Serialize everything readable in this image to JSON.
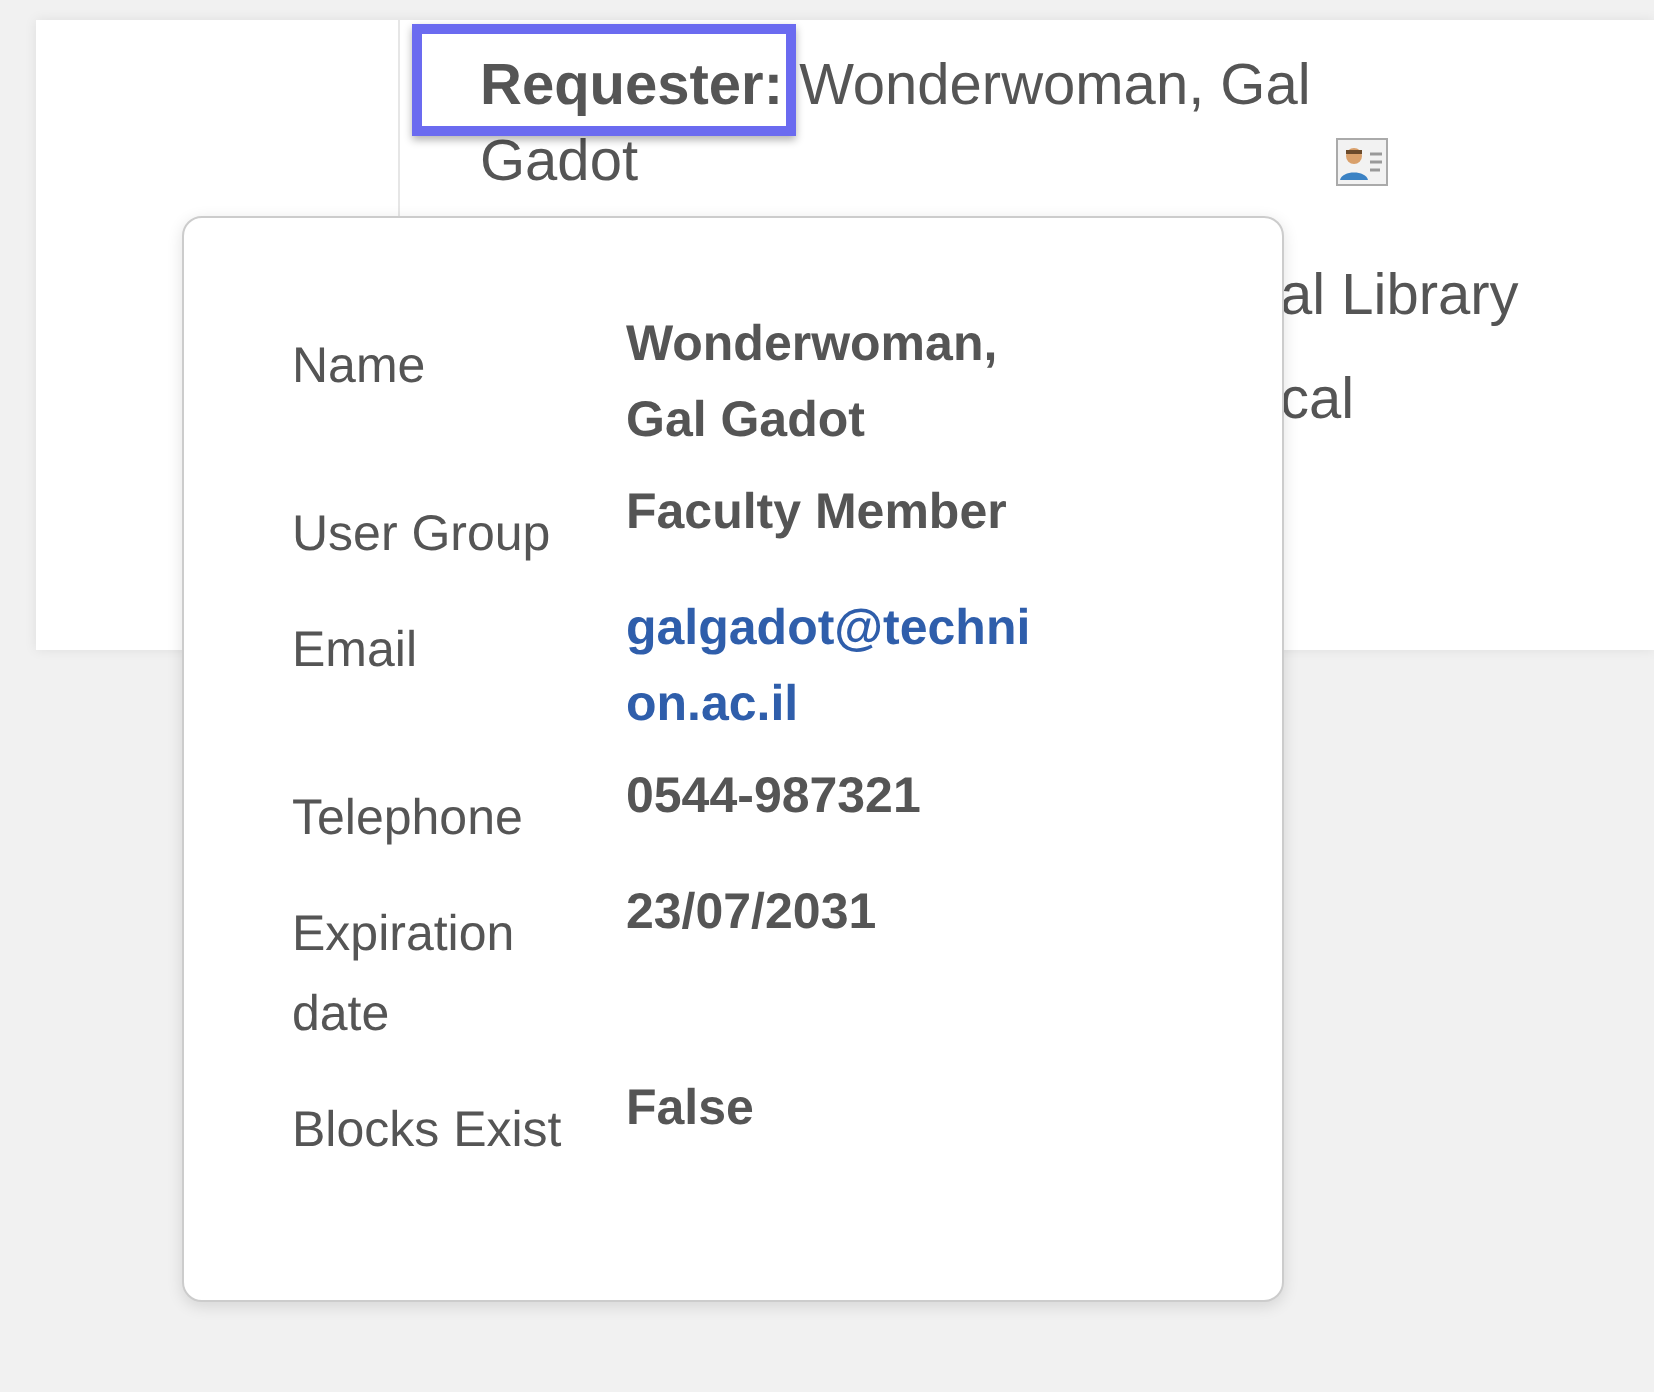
{
  "requester": {
    "label": "Requester:",
    "value": "Wonderwoman, Gal Gadot",
    "highlighted": true
  },
  "hidden_lines": [
    "al Library",
    "cal"
  ],
  "popover": {
    "rows": [
      {
        "label": "Name",
        "value": "Wonderwoman, Gal Gadot",
        "kind": "text"
      },
      {
        "label": "User Group",
        "value": "Faculty Member",
        "kind": "text"
      },
      {
        "label": "Email",
        "value": "galgadot@technion.ac.il",
        "kind": "link"
      },
      {
        "label": "Telephone",
        "value": "0544-987321",
        "kind": "text"
      },
      {
        "label": "Expiration date",
        "value": "23/07/2031",
        "kind": "text"
      },
      {
        "label": "Blocks Exist",
        "value": "False",
        "kind": "text"
      }
    ]
  }
}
● ● ● ● ● ● ●
▶ **What you will do**: Transcribe the records verbatim and omit the images.

▶ **Complete answer**:
Serialize everything readable in this image to JSON.
{
  "requester": {
    "label": "Requester:",
    "value": "Wonderwoman, Gal Gadot",
    "highlighted": true
  },
  "hidden_lines": [
    "al Library",
    "cal"
  ],
  "popover": {
    "rows": [
      {
        "label": "Name",
        "value": "Wonderwoman, Gal Gadot",
        "kind": "text"
      },
      {
        "label": "User Group",
        "value": "Faculty Member",
        "kind": "text"
      },
      {
        "label": "Email",
        "value": "galgadot@technion.ac.il",
        "kind": "link"
      },
      {
        "label": "Telephone",
        "value": "0544-987321",
        "kind": "text"
      },
      {
        "label": "Expiration date",
        "value": "23/07/2031",
        "kind": "text"
      },
      {
        "label": "Blocks Exist",
        "value": "False",
        "kind": "text"
      }
    ]
  }
}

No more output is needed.